## What you are asked to do
Work out how many lines hold the string "ship". The answer is a single number, nothing more.

++++ Given information

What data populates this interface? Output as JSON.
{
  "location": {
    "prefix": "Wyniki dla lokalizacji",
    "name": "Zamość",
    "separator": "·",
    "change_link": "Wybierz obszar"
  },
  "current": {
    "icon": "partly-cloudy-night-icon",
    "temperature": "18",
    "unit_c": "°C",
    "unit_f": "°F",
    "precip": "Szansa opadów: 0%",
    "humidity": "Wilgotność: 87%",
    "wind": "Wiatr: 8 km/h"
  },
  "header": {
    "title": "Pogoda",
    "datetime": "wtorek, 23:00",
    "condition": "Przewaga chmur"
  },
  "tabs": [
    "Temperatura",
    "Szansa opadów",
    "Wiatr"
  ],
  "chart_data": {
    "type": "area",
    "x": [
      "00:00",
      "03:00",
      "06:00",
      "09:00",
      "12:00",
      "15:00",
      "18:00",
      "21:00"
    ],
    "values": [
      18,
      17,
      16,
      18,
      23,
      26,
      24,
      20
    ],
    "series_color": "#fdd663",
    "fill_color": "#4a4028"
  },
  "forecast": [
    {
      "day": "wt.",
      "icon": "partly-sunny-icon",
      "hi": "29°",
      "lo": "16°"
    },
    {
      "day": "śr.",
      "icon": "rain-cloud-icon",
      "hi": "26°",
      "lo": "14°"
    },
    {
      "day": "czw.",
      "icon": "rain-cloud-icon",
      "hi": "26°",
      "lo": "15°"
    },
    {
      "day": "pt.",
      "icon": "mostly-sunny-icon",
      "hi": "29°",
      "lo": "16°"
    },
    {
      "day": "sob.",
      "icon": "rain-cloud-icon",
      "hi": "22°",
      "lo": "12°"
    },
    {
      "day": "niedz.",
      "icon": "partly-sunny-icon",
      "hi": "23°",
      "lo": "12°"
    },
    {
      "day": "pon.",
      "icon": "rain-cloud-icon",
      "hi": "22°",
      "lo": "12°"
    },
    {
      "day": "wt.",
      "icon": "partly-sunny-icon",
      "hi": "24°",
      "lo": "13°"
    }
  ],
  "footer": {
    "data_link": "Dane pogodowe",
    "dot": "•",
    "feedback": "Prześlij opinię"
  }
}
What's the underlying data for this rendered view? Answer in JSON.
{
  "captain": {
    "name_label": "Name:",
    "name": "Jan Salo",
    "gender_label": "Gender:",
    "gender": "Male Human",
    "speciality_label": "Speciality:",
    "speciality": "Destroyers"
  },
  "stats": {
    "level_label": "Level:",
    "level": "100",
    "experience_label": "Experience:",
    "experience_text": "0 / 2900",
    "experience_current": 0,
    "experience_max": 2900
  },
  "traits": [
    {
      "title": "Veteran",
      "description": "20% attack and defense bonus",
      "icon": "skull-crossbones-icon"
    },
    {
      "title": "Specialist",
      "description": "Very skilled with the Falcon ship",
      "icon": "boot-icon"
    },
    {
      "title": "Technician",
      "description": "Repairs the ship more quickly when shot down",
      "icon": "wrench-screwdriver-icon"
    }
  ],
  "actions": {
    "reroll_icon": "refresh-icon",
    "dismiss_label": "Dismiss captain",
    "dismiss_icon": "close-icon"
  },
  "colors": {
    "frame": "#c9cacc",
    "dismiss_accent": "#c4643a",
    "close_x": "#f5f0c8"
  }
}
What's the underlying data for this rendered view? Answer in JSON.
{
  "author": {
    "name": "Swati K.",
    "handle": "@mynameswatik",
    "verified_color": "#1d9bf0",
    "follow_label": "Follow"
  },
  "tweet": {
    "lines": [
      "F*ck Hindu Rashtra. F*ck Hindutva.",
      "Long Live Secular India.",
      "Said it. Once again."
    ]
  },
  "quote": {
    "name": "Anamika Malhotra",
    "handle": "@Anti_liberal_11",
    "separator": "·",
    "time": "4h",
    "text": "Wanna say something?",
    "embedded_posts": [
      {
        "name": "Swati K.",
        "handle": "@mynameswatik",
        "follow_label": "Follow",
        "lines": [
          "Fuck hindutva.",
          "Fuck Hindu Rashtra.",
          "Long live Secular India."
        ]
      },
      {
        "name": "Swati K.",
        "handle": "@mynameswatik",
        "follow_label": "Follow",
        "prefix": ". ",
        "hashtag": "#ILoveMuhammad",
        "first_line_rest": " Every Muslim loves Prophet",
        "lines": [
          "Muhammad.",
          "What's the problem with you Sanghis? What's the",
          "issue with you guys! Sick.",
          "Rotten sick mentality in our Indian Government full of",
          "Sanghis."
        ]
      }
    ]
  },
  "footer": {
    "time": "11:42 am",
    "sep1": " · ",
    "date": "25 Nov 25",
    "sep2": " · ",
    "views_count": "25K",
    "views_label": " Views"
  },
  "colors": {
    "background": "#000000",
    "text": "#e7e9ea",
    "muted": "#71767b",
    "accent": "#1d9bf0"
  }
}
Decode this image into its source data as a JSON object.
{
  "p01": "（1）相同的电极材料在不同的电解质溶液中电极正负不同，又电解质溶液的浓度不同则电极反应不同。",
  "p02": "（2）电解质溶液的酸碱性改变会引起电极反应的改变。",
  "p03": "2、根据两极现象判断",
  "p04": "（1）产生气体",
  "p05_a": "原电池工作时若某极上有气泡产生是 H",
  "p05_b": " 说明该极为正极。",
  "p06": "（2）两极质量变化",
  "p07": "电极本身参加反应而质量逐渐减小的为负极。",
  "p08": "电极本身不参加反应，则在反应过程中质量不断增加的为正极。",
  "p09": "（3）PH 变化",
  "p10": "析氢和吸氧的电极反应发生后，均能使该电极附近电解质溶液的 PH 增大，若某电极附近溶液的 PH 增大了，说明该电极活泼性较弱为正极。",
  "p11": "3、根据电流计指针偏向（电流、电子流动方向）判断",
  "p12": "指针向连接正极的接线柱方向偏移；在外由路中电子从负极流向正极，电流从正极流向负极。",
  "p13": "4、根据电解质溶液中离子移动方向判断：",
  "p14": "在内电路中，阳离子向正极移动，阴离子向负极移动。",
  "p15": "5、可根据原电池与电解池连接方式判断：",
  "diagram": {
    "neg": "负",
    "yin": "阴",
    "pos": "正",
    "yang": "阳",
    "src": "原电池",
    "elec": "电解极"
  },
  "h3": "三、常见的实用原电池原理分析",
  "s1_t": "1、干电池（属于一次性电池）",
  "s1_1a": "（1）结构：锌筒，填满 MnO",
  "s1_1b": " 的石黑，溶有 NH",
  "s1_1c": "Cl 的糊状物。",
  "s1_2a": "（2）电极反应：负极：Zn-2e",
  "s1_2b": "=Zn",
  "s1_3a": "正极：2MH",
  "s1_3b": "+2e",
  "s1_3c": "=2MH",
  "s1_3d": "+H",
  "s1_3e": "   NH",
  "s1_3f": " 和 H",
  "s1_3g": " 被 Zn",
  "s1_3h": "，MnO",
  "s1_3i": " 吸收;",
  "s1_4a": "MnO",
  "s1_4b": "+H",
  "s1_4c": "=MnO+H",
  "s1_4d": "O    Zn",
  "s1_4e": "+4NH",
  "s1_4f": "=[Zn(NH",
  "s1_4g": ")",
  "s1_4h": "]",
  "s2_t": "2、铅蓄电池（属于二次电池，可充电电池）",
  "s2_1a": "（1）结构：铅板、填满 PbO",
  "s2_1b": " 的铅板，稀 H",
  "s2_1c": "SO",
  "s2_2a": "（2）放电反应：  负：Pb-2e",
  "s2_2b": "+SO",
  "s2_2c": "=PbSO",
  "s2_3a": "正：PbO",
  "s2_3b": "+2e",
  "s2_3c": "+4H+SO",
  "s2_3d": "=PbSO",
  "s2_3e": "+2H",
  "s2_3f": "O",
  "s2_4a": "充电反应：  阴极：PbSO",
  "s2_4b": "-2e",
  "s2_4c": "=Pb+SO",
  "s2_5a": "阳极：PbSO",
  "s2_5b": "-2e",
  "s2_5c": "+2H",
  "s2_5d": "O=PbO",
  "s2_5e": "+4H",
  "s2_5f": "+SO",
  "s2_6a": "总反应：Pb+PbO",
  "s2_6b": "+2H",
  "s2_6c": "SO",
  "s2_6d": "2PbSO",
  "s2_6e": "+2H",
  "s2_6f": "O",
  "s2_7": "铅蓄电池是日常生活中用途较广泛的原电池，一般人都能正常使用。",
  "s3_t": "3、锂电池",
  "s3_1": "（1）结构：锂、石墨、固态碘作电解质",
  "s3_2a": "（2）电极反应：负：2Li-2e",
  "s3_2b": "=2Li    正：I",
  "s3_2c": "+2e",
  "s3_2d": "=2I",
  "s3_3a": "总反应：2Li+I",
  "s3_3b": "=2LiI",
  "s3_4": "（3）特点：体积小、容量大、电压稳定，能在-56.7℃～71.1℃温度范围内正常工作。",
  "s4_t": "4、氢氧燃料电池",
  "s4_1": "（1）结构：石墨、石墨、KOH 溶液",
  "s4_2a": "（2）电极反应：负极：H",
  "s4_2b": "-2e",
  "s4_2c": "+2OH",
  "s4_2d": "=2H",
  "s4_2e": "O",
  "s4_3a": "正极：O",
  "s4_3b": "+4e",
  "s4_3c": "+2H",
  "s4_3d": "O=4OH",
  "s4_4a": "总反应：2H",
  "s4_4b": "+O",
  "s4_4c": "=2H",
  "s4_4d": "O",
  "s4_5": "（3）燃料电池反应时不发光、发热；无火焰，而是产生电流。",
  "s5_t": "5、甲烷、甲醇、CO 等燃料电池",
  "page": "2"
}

++++++++

## Task result
2